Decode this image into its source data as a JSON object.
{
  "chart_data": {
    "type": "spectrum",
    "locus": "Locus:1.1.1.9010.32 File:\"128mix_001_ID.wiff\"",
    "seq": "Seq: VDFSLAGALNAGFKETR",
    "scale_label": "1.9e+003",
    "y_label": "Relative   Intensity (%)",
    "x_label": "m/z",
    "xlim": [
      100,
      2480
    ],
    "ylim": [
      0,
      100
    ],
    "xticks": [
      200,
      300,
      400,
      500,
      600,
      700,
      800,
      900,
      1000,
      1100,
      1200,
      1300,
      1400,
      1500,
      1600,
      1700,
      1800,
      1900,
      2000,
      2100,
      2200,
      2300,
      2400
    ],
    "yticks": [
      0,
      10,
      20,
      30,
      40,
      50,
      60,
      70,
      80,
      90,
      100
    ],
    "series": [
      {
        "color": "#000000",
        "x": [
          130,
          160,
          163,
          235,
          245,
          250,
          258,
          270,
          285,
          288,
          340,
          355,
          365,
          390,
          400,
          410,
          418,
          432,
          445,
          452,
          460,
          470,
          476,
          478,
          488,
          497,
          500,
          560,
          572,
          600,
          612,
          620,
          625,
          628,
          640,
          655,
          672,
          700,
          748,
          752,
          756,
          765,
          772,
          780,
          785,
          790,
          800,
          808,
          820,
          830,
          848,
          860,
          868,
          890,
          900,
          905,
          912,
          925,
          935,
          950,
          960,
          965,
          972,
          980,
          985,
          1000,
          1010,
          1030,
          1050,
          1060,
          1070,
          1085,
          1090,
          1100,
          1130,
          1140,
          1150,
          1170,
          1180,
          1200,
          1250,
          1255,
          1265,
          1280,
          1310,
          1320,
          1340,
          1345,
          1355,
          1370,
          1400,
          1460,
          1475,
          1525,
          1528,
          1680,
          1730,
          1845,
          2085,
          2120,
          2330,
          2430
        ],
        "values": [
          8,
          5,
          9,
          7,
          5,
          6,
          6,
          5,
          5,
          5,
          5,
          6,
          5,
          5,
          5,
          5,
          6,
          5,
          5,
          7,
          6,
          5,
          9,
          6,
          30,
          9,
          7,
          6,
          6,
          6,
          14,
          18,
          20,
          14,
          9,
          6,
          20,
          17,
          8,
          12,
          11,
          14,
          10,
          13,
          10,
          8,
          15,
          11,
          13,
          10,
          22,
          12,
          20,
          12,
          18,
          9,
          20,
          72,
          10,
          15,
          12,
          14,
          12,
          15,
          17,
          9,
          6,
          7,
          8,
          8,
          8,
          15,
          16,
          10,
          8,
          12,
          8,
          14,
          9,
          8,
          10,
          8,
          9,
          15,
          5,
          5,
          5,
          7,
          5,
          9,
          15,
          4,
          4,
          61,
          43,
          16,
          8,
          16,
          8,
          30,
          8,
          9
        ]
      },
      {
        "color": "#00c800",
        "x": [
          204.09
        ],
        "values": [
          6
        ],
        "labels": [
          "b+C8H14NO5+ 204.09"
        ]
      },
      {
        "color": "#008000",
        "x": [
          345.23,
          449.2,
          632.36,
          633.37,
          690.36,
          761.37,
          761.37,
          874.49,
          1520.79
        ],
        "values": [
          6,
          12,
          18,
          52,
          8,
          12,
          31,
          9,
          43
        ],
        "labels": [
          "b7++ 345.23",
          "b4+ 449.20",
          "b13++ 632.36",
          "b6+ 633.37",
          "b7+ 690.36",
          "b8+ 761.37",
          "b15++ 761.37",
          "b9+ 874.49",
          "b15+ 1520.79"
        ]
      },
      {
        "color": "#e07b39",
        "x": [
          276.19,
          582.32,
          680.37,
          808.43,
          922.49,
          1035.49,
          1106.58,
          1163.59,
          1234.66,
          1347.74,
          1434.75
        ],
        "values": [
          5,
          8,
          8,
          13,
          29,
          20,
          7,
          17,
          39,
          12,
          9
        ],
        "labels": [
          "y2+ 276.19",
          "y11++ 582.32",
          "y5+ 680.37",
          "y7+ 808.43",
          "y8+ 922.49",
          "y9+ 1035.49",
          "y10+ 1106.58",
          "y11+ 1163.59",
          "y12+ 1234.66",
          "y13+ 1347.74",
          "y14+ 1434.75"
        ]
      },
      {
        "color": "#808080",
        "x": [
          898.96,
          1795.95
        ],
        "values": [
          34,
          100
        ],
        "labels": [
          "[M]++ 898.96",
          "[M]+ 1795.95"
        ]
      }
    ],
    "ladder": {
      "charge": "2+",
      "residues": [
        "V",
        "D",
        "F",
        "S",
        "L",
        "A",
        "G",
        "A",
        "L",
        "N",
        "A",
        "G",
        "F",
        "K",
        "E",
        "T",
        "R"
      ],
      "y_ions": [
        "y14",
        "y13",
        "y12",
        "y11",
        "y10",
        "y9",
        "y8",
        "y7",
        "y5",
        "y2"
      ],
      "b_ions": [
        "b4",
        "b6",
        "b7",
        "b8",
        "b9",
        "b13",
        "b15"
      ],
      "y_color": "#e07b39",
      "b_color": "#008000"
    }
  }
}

::::

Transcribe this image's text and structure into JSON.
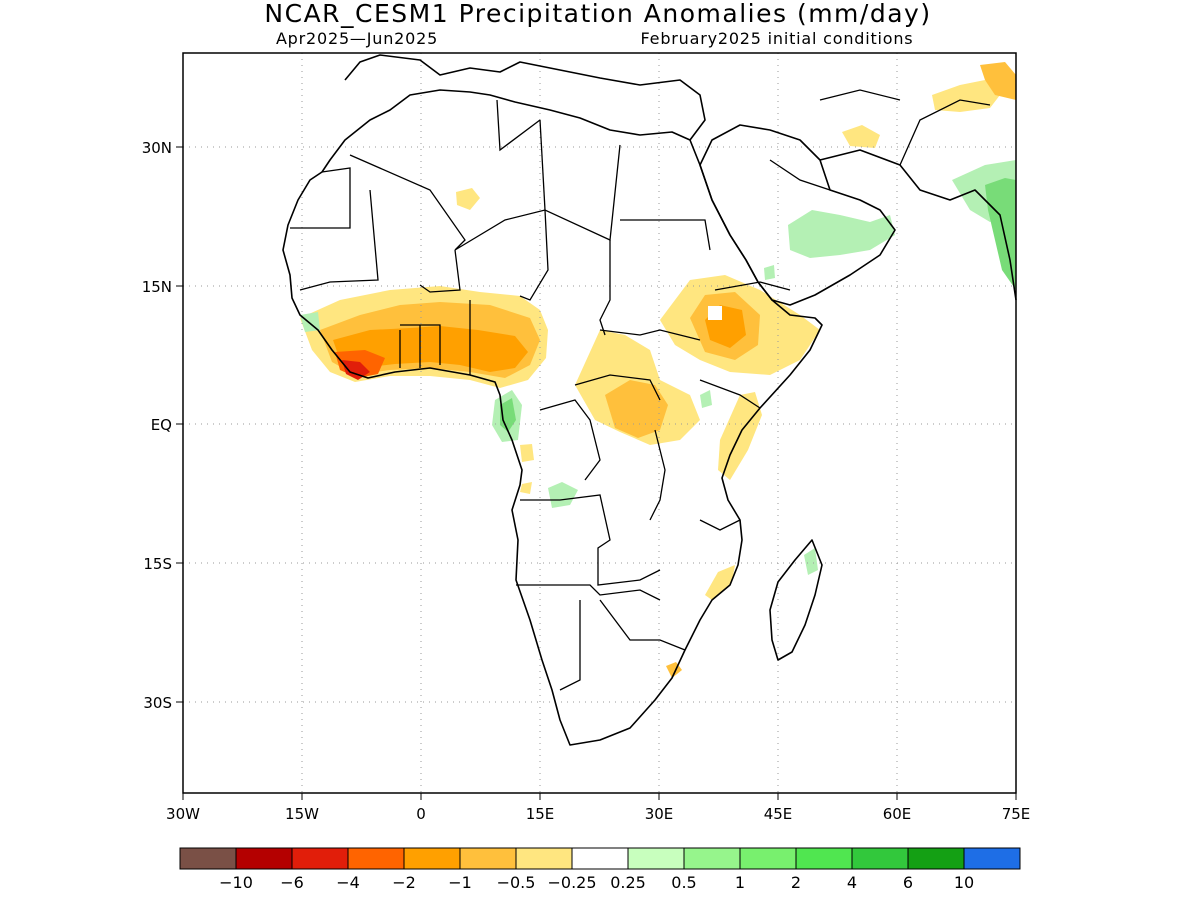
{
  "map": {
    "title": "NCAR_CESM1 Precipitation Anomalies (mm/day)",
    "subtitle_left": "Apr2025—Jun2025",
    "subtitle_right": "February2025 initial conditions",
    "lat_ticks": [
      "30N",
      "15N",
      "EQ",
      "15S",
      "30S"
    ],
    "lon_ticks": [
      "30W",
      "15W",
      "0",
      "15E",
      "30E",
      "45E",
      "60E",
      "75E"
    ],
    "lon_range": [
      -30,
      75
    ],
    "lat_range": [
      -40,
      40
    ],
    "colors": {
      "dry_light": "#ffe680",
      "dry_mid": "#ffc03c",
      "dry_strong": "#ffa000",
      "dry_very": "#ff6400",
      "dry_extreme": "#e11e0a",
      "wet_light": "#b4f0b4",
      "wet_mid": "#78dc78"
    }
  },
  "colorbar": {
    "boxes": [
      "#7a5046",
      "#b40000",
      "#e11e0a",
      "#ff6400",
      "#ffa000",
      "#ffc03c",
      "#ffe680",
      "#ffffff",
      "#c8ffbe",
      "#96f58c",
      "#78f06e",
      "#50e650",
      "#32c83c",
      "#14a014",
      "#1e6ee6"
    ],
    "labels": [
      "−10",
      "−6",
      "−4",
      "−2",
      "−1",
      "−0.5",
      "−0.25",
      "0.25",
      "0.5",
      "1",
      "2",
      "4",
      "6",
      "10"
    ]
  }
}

::::

In the records above, find the lines containing "into" and copy them.

Decode this image into its source data as a JSON object.
Transcribe this image's text and structure into JSON.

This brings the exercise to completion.